## start LISTED ENTRIES

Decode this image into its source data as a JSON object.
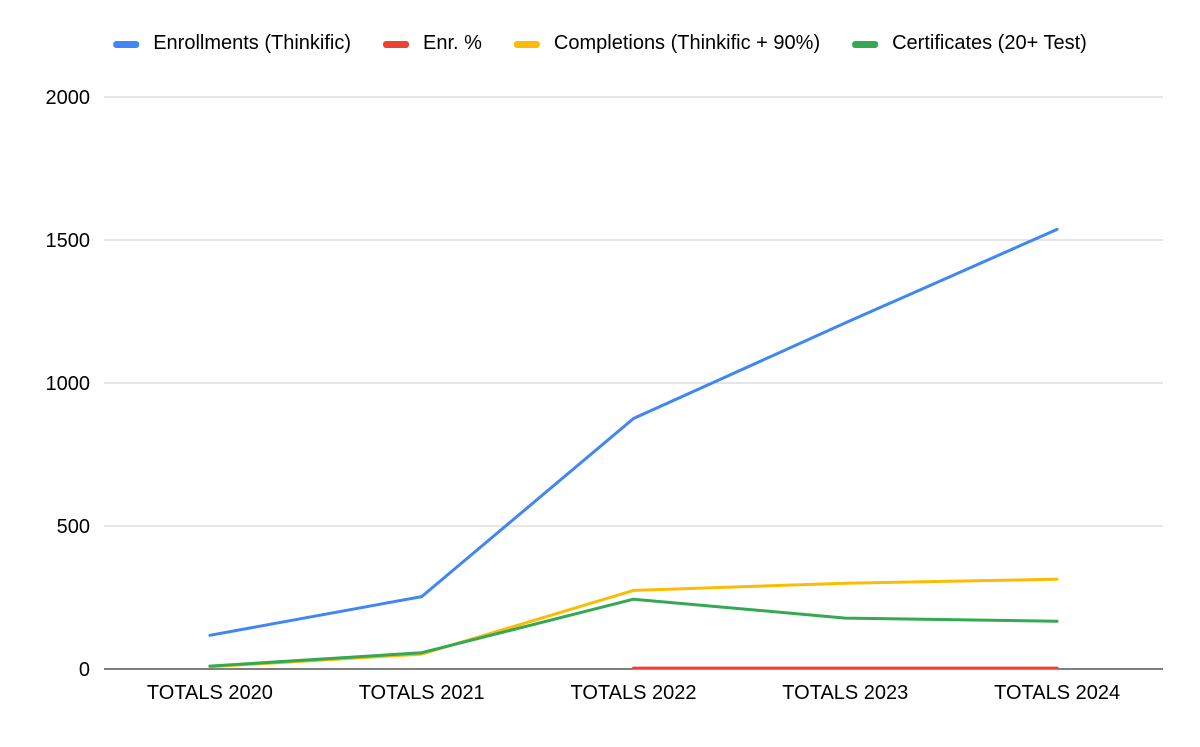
{
  "chart_data": {
    "type": "line",
    "title": "",
    "xlabel": "",
    "ylabel": "",
    "categories": [
      "TOTALS 2020",
      "TOTALS 2021",
      "TOTALS 2022",
      "TOTALS 2023",
      "TOTALS 2024"
    ],
    "ylim": [
      0,
      2000
    ],
    "yticks": [
      "0",
      "500",
      "1000",
      "1500",
      "2000"
    ],
    "grid": true,
    "legend_position": "top",
    "series": [
      {
        "name": "Enrollments (Thinkific)",
        "color": "#4285F4",
        "values": [
          118,
          253,
          876,
          1210,
          1537
        ]
      },
      {
        "name": "Enr. %",
        "color": "#EA4335",
        "values": [
          null,
          null,
          3,
          3,
          3
        ]
      },
      {
        "name": "Completions (Thinkific + 90%)",
        "color": "#FBBC04",
        "values": [
          8,
          52,
          275,
          300,
          314
        ]
      },
      {
        "name": "Certificates (20+ Test)",
        "color": "#34A853",
        "values": [
          10,
          57,
          244,
          178,
          167
        ]
      }
    ]
  }
}
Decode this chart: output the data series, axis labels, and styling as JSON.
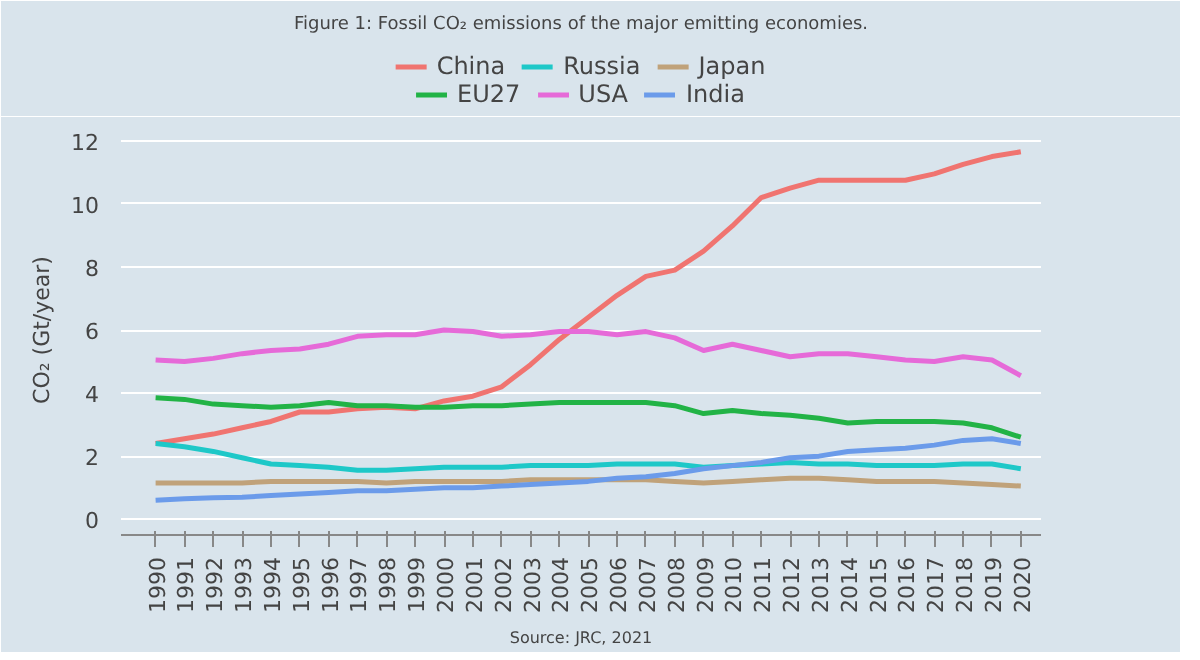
{
  "chart_data": {
    "type": "line",
    "title": "Figure 1: Fossil CO₂ emissions of the major emitting economies.",
    "ylabel": "CO₂ (Gt/year)",
    "annotations": [
      "Source: JRC, 2021"
    ],
    "categories": [
      "1990",
      "1991",
      "1992",
      "1993",
      "1994",
      "1995",
      "1996",
      "1997",
      "1998",
      "1999",
      "2000",
      "2001",
      "2002",
      "2003",
      "2004",
      "2005",
      "2006",
      "2007",
      "2008",
      "2009",
      "2010",
      "2011",
      "2012",
      "2013",
      "2014",
      "2015",
      "2016",
      "2017",
      "2018",
      "2019",
      "2020"
    ],
    "series": [
      {
        "name": "China",
        "color": "#f07470",
        "values": [
          2.4,
          2.55,
          2.7,
          2.9,
          3.1,
          3.4,
          3.4,
          3.5,
          3.55,
          3.5,
          3.75,
          3.9,
          4.2,
          4.9,
          5.7,
          6.4,
          7.1,
          7.7,
          7.9,
          8.5,
          9.3,
          10.2,
          10.5,
          10.75,
          10.75,
          10.75,
          10.75,
          10.95,
          11.25,
          11.5,
          11.65
        ]
      },
      {
        "name": "EU27",
        "color": "#22b346",
        "values": [
          3.85,
          3.8,
          3.65,
          3.6,
          3.55,
          3.6,
          3.7,
          3.6,
          3.6,
          3.55,
          3.55,
          3.6,
          3.6,
          3.65,
          3.7,
          3.7,
          3.7,
          3.7,
          3.6,
          3.35,
          3.45,
          3.35,
          3.3,
          3.2,
          3.05,
          3.1,
          3.1,
          3.1,
          3.05,
          2.9,
          2.6
        ]
      },
      {
        "name": "Russia",
        "color": "#1ec8c8",
        "values": [
          2.4,
          2.3,
          2.15,
          1.95,
          1.75,
          1.7,
          1.65,
          1.55,
          1.55,
          1.6,
          1.65,
          1.65,
          1.65,
          1.7,
          1.7,
          1.7,
          1.75,
          1.75,
          1.75,
          1.65,
          1.7,
          1.75,
          1.8,
          1.75,
          1.75,
          1.7,
          1.7,
          1.7,
          1.75,
          1.75,
          1.6
        ]
      },
      {
        "name": "USA",
        "color": "#e66ad8",
        "values": [
          5.05,
          5.0,
          5.1,
          5.25,
          5.35,
          5.4,
          5.55,
          5.8,
          5.85,
          5.85,
          6.0,
          5.95,
          5.8,
          5.85,
          5.95,
          5.95,
          5.85,
          5.95,
          5.75,
          5.35,
          5.55,
          5.35,
          5.15,
          5.25,
          5.25,
          5.15,
          5.05,
          5.0,
          5.15,
          5.05,
          4.55
        ]
      },
      {
        "name": "Japan",
        "color": "#c0a27a",
        "values": [
          1.15,
          1.15,
          1.15,
          1.15,
          1.2,
          1.2,
          1.2,
          1.2,
          1.15,
          1.2,
          1.2,
          1.2,
          1.2,
          1.25,
          1.25,
          1.25,
          1.25,
          1.25,
          1.2,
          1.15,
          1.2,
          1.25,
          1.3,
          1.3,
          1.25,
          1.2,
          1.2,
          1.2,
          1.15,
          1.1,
          1.05
        ]
      },
      {
        "name": "India",
        "color": "#6b9bea",
        "values": [
          0.6,
          0.65,
          0.68,
          0.7,
          0.75,
          0.8,
          0.85,
          0.9,
          0.9,
          0.95,
          1.0,
          1.0,
          1.05,
          1.1,
          1.15,
          1.2,
          1.3,
          1.35,
          1.45,
          1.6,
          1.7,
          1.8,
          1.95,
          2.0,
          2.15,
          2.2,
          2.25,
          2.35,
          2.5,
          2.55,
          2.4
        ]
      }
    ],
    "ylim": [
      -0.5,
      12.5
    ],
    "yticks": [
      0,
      2,
      4,
      6,
      8,
      10,
      12
    ],
    "grid": "y",
    "legend": "top",
    "line_style": "solid",
    "marker": "none"
  }
}
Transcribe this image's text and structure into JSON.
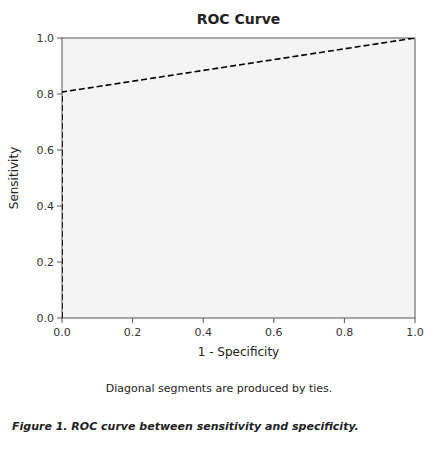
{
  "chart_data": {
    "type": "line",
    "title": "ROC Curve",
    "xlabel": "1 -  Specificity",
    "ylabel": "Sensitivity",
    "x": [
      0.0,
      0.0,
      1.0
    ],
    "values": [
      0.0,
      0.807,
      1.0
    ],
    "color": "#000000",
    "line_style": "dashed",
    "xlim": [
      0.0,
      1.0
    ],
    "ylim": [
      0.0,
      1.0
    ],
    "xticks": [
      {
        "value": 0.0,
        "label": "0.0"
      },
      0.2,
      0.4,
      0.6,
      0.8,
      {
        "value": 1.0,
        "label": "1.0"
      }
    ],
    "yticks": [
      {
        "value": 0.0,
        "label": "0.0"
      },
      0.2,
      0.4,
      0.6,
      0.8,
      {
        "value": 1.0,
        "label": "1.0"
      }
    ],
    "grid": false,
    "annotations": [
      "Diagonal segments are produced by ties.",
      "Figure 1. ROC curve between sensitivity and specificity."
    ]
  }
}
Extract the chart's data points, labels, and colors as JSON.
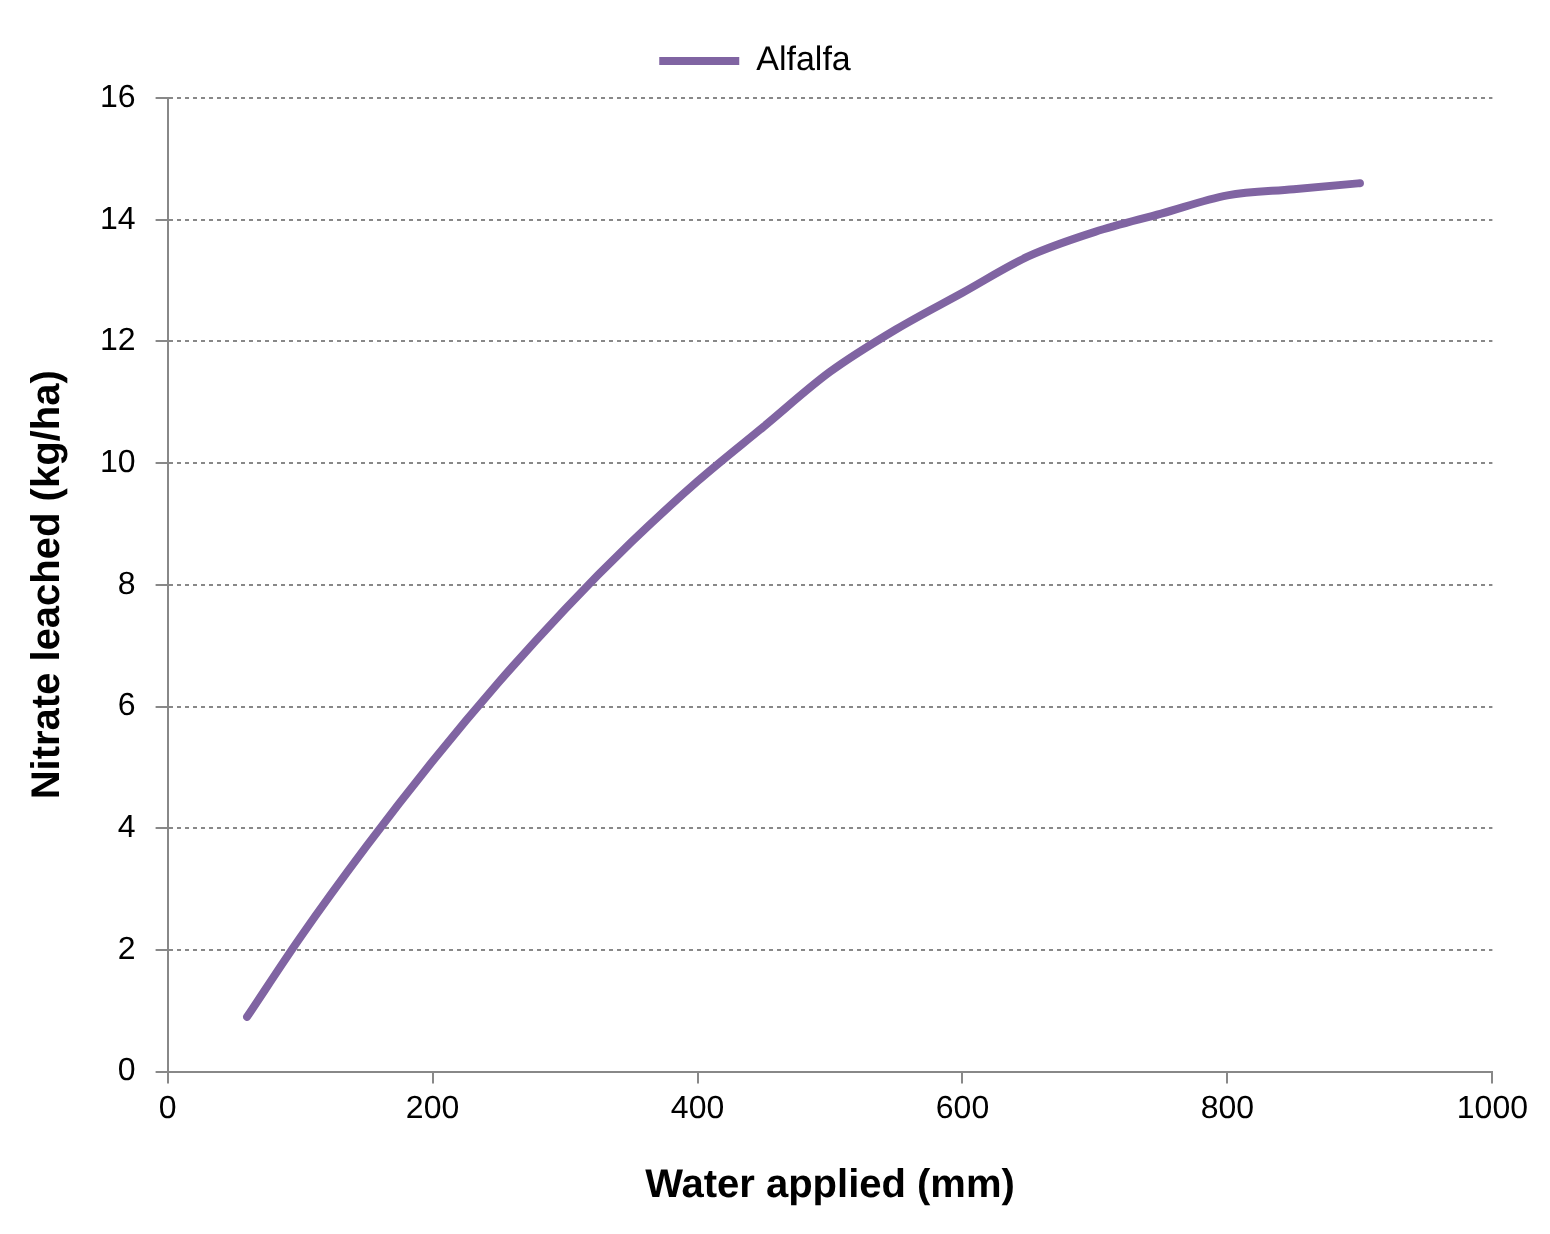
{
  "chart_data": {
    "type": "line",
    "xlabel": "Water applied (mm)",
    "ylabel": "Nitrate leached (kg/ha)",
    "x": [
      60,
      100,
      150,
      200,
      250,
      300,
      350,
      400,
      450,
      500,
      550,
      600,
      650,
      700,
      750,
      800,
      850,
      900
    ],
    "series": [
      {
        "name": "Alfalfa",
        "color": "#8064a2",
        "values": [
          0.9,
          2.2,
          3.7,
          5.1,
          6.4,
          7.6,
          8.7,
          9.7,
          10.6,
          11.5,
          12.2,
          12.8,
          13.4,
          13.8,
          14.1,
          14.4,
          14.5,
          14.6
        ]
      }
    ],
    "xlim": [
      0,
      1000
    ],
    "xticks": [
      0,
      200,
      400,
      600,
      800,
      1000
    ],
    "ylim": [
      0,
      16
    ],
    "yticks": [
      0,
      2,
      4,
      6,
      8,
      10,
      12,
      14,
      16
    ],
    "grid": "y",
    "legend": "top",
    "marker": "none",
    "line_style": "solid"
  }
}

## end LISTED ENTRIES

Gather all lines from the listing above in which "title" occurs.

## ANSWER FOR THIS EXERCISE
    "title": "",
    "title": "Figure 1: Fossil CO₂ emissions of the major emitting economies.",
    "title": "ROC Curve",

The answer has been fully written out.